§ Written task:
How many lines in these records hold the string "media"? State only that number.

================================

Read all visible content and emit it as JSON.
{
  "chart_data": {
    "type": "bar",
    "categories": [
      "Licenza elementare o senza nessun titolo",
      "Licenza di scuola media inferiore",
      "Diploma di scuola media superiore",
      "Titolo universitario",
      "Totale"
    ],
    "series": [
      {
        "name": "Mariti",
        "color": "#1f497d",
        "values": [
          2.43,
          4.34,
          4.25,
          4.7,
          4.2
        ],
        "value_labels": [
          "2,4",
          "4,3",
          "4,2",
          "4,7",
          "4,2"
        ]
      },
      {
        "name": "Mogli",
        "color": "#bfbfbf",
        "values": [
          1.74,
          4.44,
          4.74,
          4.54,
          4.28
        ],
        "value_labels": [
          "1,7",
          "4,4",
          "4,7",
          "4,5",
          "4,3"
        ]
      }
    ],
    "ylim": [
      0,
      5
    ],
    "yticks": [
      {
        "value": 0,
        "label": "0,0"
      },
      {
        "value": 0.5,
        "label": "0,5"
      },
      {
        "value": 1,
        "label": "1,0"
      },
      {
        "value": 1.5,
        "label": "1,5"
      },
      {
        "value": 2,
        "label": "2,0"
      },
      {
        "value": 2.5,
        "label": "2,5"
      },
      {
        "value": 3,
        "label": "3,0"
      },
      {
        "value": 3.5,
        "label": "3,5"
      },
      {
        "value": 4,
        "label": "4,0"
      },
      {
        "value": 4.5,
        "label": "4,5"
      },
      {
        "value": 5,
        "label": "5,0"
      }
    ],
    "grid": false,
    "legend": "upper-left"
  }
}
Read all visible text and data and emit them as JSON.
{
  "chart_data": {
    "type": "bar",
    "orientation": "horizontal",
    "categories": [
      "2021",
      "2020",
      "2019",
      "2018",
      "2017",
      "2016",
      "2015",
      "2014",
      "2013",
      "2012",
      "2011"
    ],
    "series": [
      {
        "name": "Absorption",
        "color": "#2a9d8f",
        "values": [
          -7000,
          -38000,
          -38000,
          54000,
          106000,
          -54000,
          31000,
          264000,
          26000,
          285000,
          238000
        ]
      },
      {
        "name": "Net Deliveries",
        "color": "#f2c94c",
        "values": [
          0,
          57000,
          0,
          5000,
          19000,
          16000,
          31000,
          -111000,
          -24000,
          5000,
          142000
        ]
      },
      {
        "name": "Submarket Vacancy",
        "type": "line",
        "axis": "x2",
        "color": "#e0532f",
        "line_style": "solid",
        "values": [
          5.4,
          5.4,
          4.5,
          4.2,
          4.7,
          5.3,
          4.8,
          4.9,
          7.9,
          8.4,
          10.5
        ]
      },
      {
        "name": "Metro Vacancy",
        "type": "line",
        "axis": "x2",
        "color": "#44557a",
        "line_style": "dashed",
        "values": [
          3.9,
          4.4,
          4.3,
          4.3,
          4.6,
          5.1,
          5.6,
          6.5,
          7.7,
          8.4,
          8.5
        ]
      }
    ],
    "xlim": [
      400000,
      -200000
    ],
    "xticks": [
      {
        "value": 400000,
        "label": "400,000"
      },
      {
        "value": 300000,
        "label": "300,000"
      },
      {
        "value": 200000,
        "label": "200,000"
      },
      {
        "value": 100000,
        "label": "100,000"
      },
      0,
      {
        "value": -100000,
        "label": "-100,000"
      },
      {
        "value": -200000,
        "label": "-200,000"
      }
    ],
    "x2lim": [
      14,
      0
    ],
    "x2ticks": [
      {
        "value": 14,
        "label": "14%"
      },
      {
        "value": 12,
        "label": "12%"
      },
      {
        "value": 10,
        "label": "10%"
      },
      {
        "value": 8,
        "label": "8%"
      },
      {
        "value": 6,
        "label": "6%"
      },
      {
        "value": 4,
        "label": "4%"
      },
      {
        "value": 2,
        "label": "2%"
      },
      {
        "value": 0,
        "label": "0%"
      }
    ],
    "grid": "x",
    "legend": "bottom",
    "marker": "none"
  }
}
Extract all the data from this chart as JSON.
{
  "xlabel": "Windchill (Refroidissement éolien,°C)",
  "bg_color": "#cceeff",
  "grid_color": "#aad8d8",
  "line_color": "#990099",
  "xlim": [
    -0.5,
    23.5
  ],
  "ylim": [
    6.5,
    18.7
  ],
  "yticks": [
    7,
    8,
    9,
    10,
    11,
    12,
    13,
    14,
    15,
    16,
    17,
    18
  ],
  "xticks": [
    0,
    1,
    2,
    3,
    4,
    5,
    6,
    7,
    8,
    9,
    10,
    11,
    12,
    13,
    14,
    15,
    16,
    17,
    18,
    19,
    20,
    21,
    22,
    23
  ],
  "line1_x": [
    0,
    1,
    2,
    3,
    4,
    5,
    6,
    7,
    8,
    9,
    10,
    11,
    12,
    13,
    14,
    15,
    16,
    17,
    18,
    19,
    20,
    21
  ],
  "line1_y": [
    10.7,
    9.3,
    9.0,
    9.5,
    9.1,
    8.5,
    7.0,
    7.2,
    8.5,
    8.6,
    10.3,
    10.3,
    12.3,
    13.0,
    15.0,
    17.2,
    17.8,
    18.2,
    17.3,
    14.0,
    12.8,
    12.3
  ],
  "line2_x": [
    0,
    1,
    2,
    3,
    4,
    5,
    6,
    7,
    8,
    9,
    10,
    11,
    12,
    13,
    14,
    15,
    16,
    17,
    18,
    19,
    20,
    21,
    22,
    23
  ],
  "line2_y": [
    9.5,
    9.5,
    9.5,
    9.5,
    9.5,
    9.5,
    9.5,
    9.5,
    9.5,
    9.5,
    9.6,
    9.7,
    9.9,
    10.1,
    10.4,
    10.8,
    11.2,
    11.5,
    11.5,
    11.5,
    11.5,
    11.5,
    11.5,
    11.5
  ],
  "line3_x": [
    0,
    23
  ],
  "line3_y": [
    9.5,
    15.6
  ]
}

================================

§ Output:
2